What is needed
Please answer these questions about the passage below, numbering each answer to match:
1. What kind of file does the passage say was provided?
2. What does that file have only a few of?
3. For which tissues are those few included?

Document passage
··········
The example database file you have provided has only few genesets for Human tissues.
··········
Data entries

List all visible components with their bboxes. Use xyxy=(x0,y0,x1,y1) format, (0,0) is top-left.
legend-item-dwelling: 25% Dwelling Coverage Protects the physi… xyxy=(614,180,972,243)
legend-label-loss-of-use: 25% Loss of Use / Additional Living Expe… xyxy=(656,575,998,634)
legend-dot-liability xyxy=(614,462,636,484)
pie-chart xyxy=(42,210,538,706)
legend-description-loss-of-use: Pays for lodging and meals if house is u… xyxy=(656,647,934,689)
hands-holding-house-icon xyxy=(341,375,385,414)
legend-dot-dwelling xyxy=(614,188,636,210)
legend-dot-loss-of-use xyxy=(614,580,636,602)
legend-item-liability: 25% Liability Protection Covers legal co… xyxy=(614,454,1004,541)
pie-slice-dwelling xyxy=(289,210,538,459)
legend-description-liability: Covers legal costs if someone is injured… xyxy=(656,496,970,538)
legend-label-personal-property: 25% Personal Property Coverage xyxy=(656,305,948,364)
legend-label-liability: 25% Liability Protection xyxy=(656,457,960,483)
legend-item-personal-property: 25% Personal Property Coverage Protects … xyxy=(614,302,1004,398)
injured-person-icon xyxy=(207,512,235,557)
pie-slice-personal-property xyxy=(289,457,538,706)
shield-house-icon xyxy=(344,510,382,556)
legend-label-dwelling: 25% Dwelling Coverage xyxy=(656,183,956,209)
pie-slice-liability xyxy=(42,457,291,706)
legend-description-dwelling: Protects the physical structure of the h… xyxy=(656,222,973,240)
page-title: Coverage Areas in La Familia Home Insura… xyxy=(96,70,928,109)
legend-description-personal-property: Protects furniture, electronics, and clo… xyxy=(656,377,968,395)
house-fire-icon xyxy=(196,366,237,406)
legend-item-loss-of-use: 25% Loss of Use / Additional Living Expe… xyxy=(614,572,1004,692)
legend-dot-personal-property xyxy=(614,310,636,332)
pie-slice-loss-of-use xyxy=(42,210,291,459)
··········
Output
1. An example database file.
2. Genesets.
3. Human tissues.